> _Exercise_
Looking at the data below, count the lines that contain the string "arrow". Write only the total.
___ Listed entries ___
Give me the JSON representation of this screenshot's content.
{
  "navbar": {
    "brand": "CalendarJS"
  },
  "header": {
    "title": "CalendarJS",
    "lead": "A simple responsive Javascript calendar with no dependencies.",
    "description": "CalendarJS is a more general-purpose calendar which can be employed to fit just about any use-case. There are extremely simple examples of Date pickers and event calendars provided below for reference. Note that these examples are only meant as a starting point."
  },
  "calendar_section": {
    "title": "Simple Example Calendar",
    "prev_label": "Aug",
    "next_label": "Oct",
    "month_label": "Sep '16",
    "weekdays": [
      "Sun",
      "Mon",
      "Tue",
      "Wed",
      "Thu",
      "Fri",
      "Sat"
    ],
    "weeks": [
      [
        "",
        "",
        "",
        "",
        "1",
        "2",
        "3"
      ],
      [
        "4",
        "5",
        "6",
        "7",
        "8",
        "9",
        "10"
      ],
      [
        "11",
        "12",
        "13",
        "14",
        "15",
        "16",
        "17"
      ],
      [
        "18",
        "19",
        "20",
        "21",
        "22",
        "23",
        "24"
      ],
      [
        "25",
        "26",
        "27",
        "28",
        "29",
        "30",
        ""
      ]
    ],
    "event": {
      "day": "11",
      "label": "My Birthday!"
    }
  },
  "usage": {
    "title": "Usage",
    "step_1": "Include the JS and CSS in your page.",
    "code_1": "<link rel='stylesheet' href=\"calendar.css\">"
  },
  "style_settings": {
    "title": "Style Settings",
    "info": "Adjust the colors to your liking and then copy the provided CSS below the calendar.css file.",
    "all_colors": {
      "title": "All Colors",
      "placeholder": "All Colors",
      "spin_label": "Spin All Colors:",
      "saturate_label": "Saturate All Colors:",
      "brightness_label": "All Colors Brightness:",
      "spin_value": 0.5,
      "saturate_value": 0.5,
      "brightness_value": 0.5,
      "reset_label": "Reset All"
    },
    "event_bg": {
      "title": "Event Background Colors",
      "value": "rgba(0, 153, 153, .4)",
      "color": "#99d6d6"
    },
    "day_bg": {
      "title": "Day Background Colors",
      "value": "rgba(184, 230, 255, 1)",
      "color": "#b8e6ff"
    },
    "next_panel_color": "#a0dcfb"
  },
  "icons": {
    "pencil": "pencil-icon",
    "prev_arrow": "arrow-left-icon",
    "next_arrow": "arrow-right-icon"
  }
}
___
> _Exercise result_
2